Work through the data below line by line and say how many lines hold "units"; give only the number.

* _SOURCE RECORDS_:
↓↓↓
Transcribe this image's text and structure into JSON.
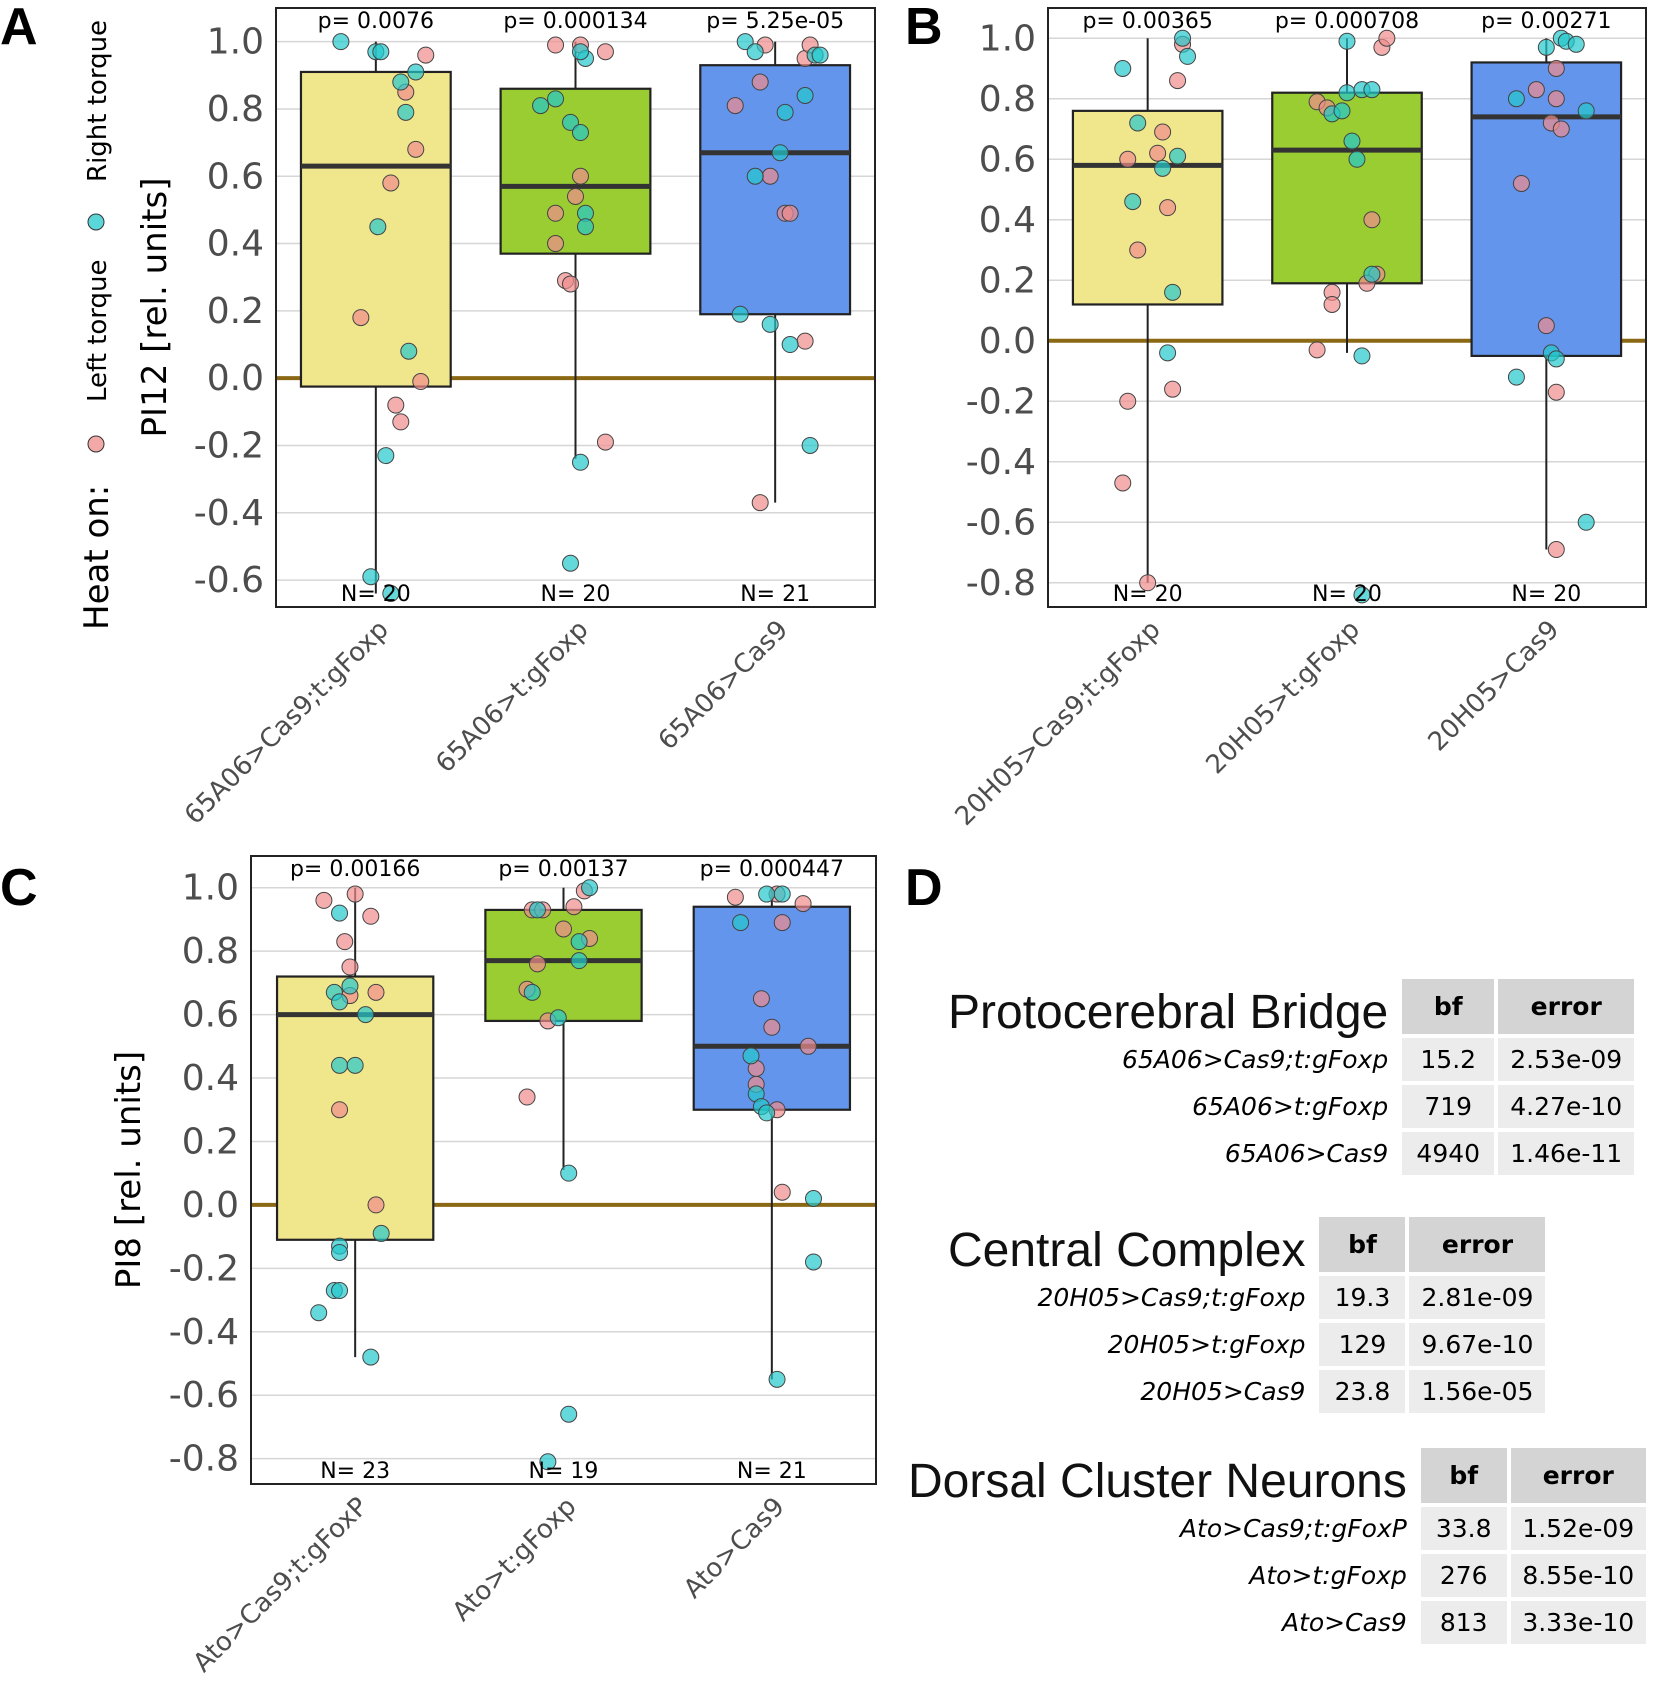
{
  "legend": {
    "title": "Heat on:",
    "items": [
      {
        "label": "Left torque",
        "color": "#f08c8c"
      },
      {
        "label": "Right torque",
        "color": "#23c8cc"
      }
    ]
  },
  "colors": {
    "box_1": "#f0e68c",
    "box_2": "#9acd32",
    "box_3": "#6495ed",
    "zero_line": "#8b6914"
  },
  "chart_data": [
    {
      "type": "box",
      "panel": "A",
      "ylabel": "PI12 [rel. units]",
      "ylim": [
        -0.68,
        1.1
      ],
      "yticks": [
        "1.0",
        "0.8",
        "0.6",
        "0.4",
        "0.2",
        "0.0",
        "-0.2",
        "-0.4",
        "-0.6"
      ],
      "categories": [
        "65A06>Cas9;t:gFoxp",
        "65A06>t:gFoxp",
        "65A06>Cas9"
      ],
      "boxes": [
        {
          "p": "p= 0.0076",
          "n": "N= 20",
          "q1": -0.025,
          "median": 0.63,
          "q3": 0.91,
          "whisker_low": -0.64,
          "whisker_high": 1.0,
          "left": [
            [
              -0.15,
              0.18
            ],
            [
              0.15,
              0.58
            ],
            [
              0.4,
              0.68
            ],
            [
              0.3,
              0.85
            ],
            [
              0.5,
              0.96
            ],
            [
              0.45,
              -0.01
            ],
            [
              0.2,
              -0.08
            ],
            [
              0.25,
              -0.13
            ]
          ],
          "right": [
            [
              -0.35,
              1.0
            ],
            [
              0.0,
              0.97
            ],
            [
              0.05,
              0.97
            ],
            [
              0.25,
              0.88
            ],
            [
              0.3,
              0.79
            ],
            [
              0.4,
              0.91
            ],
            [
              0.02,
              0.45
            ],
            [
              0.33,
              0.08
            ],
            [
              0.1,
              -0.23
            ],
            [
              -0.05,
              -0.59
            ],
            [
              0.15,
              -0.64
            ]
          ]
        },
        {
          "p": "p= 0.000134",
          "n": "N= 20",
          "q1": 0.37,
          "median": 0.57,
          "q3": 0.86,
          "whisker_low": -0.24,
          "whisker_high": 1.0,
          "left": [
            [
              -0.2,
              0.99
            ],
            [
              0.05,
              0.99
            ],
            [
              0.3,
              0.97
            ],
            [
              0.05,
              0.6
            ],
            [
              0.0,
              0.54
            ],
            [
              -0.2,
              0.49
            ],
            [
              -0.2,
              0.4
            ],
            [
              -0.1,
              0.29
            ],
            [
              -0.05,
              0.28
            ],
            [
              0.3,
              -0.19
            ]
          ],
          "right": [
            [
              -0.35,
              0.81
            ],
            [
              -0.2,
              0.83
            ],
            [
              -0.05,
              0.76
            ],
            [
              0.05,
              0.73
            ],
            [
              0.1,
              0.95
            ],
            [
              0.05,
              0.97
            ],
            [
              0.1,
              0.49
            ],
            [
              0.1,
              0.45
            ],
            [
              0.05,
              -0.25
            ],
            [
              -0.05,
              -0.55
            ]
          ]
        },
        {
          "p": "p= 5.25e-05",
          "n": "N= 21",
          "q1": 0.19,
          "median": 0.67,
          "q3": 0.93,
          "whisker_low": -0.37,
          "whisker_high": 1.0,
          "left": [
            [
              -0.4,
              0.81
            ],
            [
              -0.15,
              0.88
            ],
            [
              -0.05,
              0.6
            ],
            [
              0.1,
              0.49
            ],
            [
              0.15,
              0.49
            ],
            [
              0.3,
              0.95
            ],
            [
              0.35,
              0.99
            ],
            [
              0.3,
              0.11
            ],
            [
              -0.15,
              -0.37
            ],
            [
              -0.1,
              0.99
            ]
          ],
          "right": [
            [
              -0.3,
              1.0
            ],
            [
              -0.2,
              0.97
            ],
            [
              0.4,
              0.96
            ],
            [
              0.45,
              0.96
            ],
            [
              0.1,
              0.79
            ],
            [
              0.05,
              0.67
            ],
            [
              -0.2,
              0.6
            ],
            [
              0.3,
              0.84
            ],
            [
              -0.35,
              0.19
            ],
            [
              -0.05,
              0.16
            ],
            [
              0.15,
              0.1
            ],
            [
              0.35,
              -0.2
            ]
          ]
        }
      ]
    },
    {
      "type": "box",
      "panel": "B",
      "ylabel": "",
      "ylim": [
        -0.88,
        1.1
      ],
      "yticks": [
        "1.0",
        "0.8",
        "0.6",
        "0.4",
        "0.2",
        "0.0",
        "-0.2",
        "-0.4",
        "-0.6",
        "-0.8"
      ],
      "categories": [
        "20H05>Cas9;t:gFoxp",
        "20H05>t:gFoxp",
        "20H05>Cas9"
      ],
      "boxes": [
        {
          "p": "p= 0.00365",
          "n": "N= 20",
          "q1": 0.12,
          "median": 0.58,
          "q3": 0.76,
          "whisker_low": -0.8,
          "whisker_high": 1.0,
          "left": [
            [
              -0.2,
              0.6
            ],
            [
              0.1,
              0.62
            ],
            [
              0.15,
              0.69
            ],
            [
              0.3,
              0.86
            ],
            [
              0.35,
              0.98
            ],
            [
              0.2,
              0.44
            ],
            [
              -0.1,
              0.3
            ],
            [
              -0.2,
              -0.2
            ],
            [
              -0.25,
              -0.47
            ],
            [
              0.0,
              -0.8
            ],
            [
              0.25,
              -0.16
            ]
          ],
          "right": [
            [
              -0.25,
              0.9
            ],
            [
              -0.1,
              0.72
            ],
            [
              -0.15,
              0.46
            ],
            [
              0.15,
              0.57
            ],
            [
              0.3,
              0.61
            ],
            [
              0.35,
              1.0
            ],
            [
              0.4,
              0.94
            ],
            [
              0.25,
              0.16
            ],
            [
              0.2,
              -0.04
            ]
          ]
        },
        {
          "p": "p= 0.000708",
          "n": "N= 20",
          "q1": 0.19,
          "median": 0.63,
          "q3": 0.82,
          "whisker_low": -0.04,
          "whisker_high": 1.0,
          "left": [
            [
              -0.3,
              0.79
            ],
            [
              -0.2,
              0.77
            ],
            [
              0.35,
              0.97
            ],
            [
              0.4,
              1.0
            ],
            [
              0.25,
              0.4
            ],
            [
              0.3,
              0.22
            ],
            [
              0.2,
              0.19
            ],
            [
              -0.15,
              0.16
            ],
            [
              -0.15,
              0.12
            ],
            [
              -0.3,
              -0.03
            ]
          ],
          "right": [
            [
              -0.15,
              0.75
            ],
            [
              -0.05,
              0.76
            ],
            [
              0.05,
              0.66
            ],
            [
              0.0,
              0.82
            ],
            [
              0.15,
              0.83
            ],
            [
              0.25,
              0.83
            ],
            [
              0.0,
              0.99
            ],
            [
              0.1,
              0.6
            ],
            [
              0.25,
              0.22
            ],
            [
              0.15,
              -0.05
            ],
            [
              0.15,
              -0.84
            ]
          ]
        },
        {
          "p": "p= 0.00271",
          "n": "N= 20",
          "q1": -0.05,
          "median": 0.74,
          "q3": 0.92,
          "whisker_low": -0.69,
          "whisker_high": 1.0,
          "left": [
            [
              -0.25,
              0.52
            ],
            [
              -0.1,
              0.83
            ],
            [
              0.05,
              0.72
            ],
            [
              0.1,
              0.9
            ],
            [
              0.1,
              0.8
            ],
            [
              0.15,
              0.7
            ],
            [
              0.0,
              0.05
            ],
            [
              0.1,
              -0.17
            ],
            [
              0.1,
              -0.69
            ]
          ],
          "right": [
            [
              -0.3,
              0.8
            ],
            [
              0.0,
              0.97
            ],
            [
              0.15,
              1.0
            ],
            [
              0.2,
              0.99
            ],
            [
              0.3,
              0.98
            ],
            [
              0.4,
              0.76
            ],
            [
              0.05,
              -0.04
            ],
            [
              0.1,
              -0.06
            ],
            [
              -0.3,
              -0.12
            ],
            [
              0.4,
              -0.6
            ]
          ]
        }
      ]
    },
    {
      "type": "box",
      "panel": "C",
      "ylabel": "PI8 [rel. units]",
      "ylim": [
        -0.88,
        1.1
      ],
      "yticks": [
        "1.0",
        "0.8",
        "0.6",
        "0.4",
        "0.2",
        "0.0",
        "-0.2",
        "-0.4",
        "-0.6",
        "-0.8"
      ],
      "categories": [
        "Ato>Cas9;t:gFoxP",
        "Ato>t:gFoxp",
        "Ato>Cas9"
      ],
      "boxes": [
        {
          "p": "p= 0.00166",
          "n": "N= 23",
          "q1": -0.11,
          "median": 0.6,
          "q3": 0.72,
          "whisker_low": -0.48,
          "whisker_high": 1.0,
          "left": [
            [
              -0.3,
              0.96
            ],
            [
              0.0,
              0.98
            ],
            [
              -0.1,
              0.83
            ],
            [
              -0.05,
              0.75
            ],
            [
              0.15,
              0.91
            ],
            [
              -0.05,
              0.66
            ],
            [
              0.2,
              0.67
            ],
            [
              -0.15,
              0.3
            ],
            [
              0.2,
              0.0
            ]
          ],
          "right": [
            [
              -0.15,
              0.92
            ],
            [
              -0.2,
              0.67
            ],
            [
              -0.15,
              0.64
            ],
            [
              -0.05,
              0.69
            ],
            [
              0.1,
              0.6
            ],
            [
              -0.15,
              0.44
            ],
            [
              0.0,
              0.44
            ],
            [
              0.25,
              -0.09
            ],
            [
              -0.15,
              -0.13
            ],
            [
              -0.15,
              -0.15
            ],
            [
              -0.2,
              -0.27
            ],
            [
              -0.15,
              -0.27
            ],
            [
              -0.35,
              -0.34
            ],
            [
              0.15,
              -0.48
            ]
          ]
        },
        {
          "p": "p= 0.00137",
          "n": "N= 19",
          "q1": 0.58,
          "median": 0.77,
          "q3": 0.93,
          "whisker_low": 0.11,
          "whisker_high": 1.0,
          "left": [
            [
              -0.3,
              0.93
            ],
            [
              -0.2,
              0.93
            ],
            [
              0.1,
              0.94
            ],
            [
              0.2,
              0.99
            ],
            [
              0.0,
              0.87
            ],
            [
              0.25,
              0.84
            ],
            [
              -0.25,
              0.76
            ],
            [
              -0.35,
              0.68
            ],
            [
              -0.15,
              0.58
            ],
            [
              -0.35,
              0.34
            ]
          ],
          "right": [
            [
              -0.25,
              0.93
            ],
            [
              0.25,
              1.0
            ],
            [
              0.15,
              0.83
            ],
            [
              0.15,
              0.77
            ],
            [
              -0.3,
              0.67
            ],
            [
              -0.05,
              0.59
            ],
            [
              0.05,
              0.1
            ],
            [
              0.05,
              -0.66
            ],
            [
              -0.15,
              -0.81
            ]
          ]
        },
        {
          "p": "p= 0.000447",
          "n": "N= 21",
          "q1": 0.3,
          "median": 0.5,
          "q3": 0.94,
          "whisker_low": -0.55,
          "whisker_high": 1.0,
          "left": [
            [
              -0.35,
              0.97
            ],
            [
              0.05,
              0.98
            ],
            [
              0.1,
              0.89
            ],
            [
              0.3,
              0.95
            ],
            [
              -0.1,
              0.65
            ],
            [
              0.0,
              0.56
            ],
            [
              0.35,
              0.5
            ],
            [
              -0.15,
              0.43
            ],
            [
              -0.15,
              0.38
            ],
            [
              0.05,
              0.3
            ],
            [
              0.1,
              0.04
            ]
          ],
          "right": [
            [
              -0.3,
              0.89
            ],
            [
              -0.05,
              0.98
            ],
            [
              0.1,
              0.98
            ],
            [
              -0.2,
              0.47
            ],
            [
              -0.15,
              0.35
            ],
            [
              -0.1,
              0.31
            ],
            [
              -0.05,
              0.29
            ],
            [
              0.4,
              0.02
            ],
            [
              0.4,
              -0.18
            ],
            [
              0.05,
              -0.55
            ]
          ]
        }
      ]
    }
  ],
  "tables": [
    {
      "title": "Protocerebral Bridge",
      "headers": [
        "bf",
        "error"
      ],
      "rows": [
        {
          "label": "65A06>Cas9;t:gFoxp",
          "bf": "15.2",
          "error": "2.53e-09"
        },
        {
          "label": "65A06>t:gFoxp",
          "bf": "719",
          "error": "4.27e-10"
        },
        {
          "label": "65A06>Cas9",
          "bf": "4940",
          "error": "1.46e-11"
        }
      ]
    },
    {
      "title": "Central Complex",
      "headers": [
        "bf",
        "error"
      ],
      "rows": [
        {
          "label": "20H05>Cas9;t:gFoxp",
          "bf": "19.3",
          "error": "2.81e-09"
        },
        {
          "label": "20H05>t:gFoxp",
          "bf": "129",
          "error": "9.67e-10"
        },
        {
          "label": "20H05>Cas9",
          "bf": "23.8",
          "error": "1.56e-05"
        }
      ]
    },
    {
      "title": "Dorsal Cluster Neurons",
      "headers": [
        "bf",
        "error"
      ],
      "rows": [
        {
          "label": "Ato>Cas9;t:gFoxP",
          "bf": "33.8",
          "error": "1.52e-09"
        },
        {
          "label": "Ato>t:gFoxp",
          "bf": "276",
          "error": "8.55e-10"
        },
        {
          "label": "Ato>Cas9",
          "bf": "813",
          "error": "3.33e-10"
        }
      ]
    }
  ],
  "panel_letters": {
    "a": "A",
    "b": "B",
    "c": "C",
    "d": "D"
  }
}
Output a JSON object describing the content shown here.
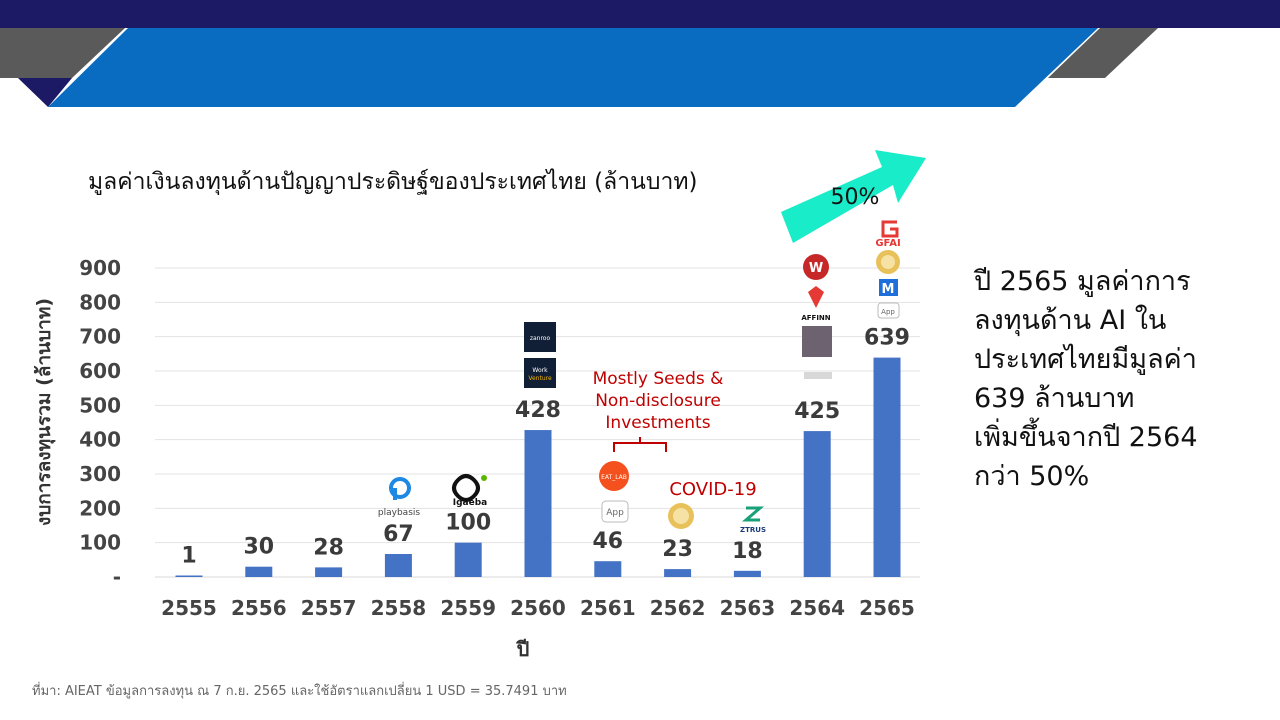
↑↑↑
* _WRITTEN RESPONSE_: 2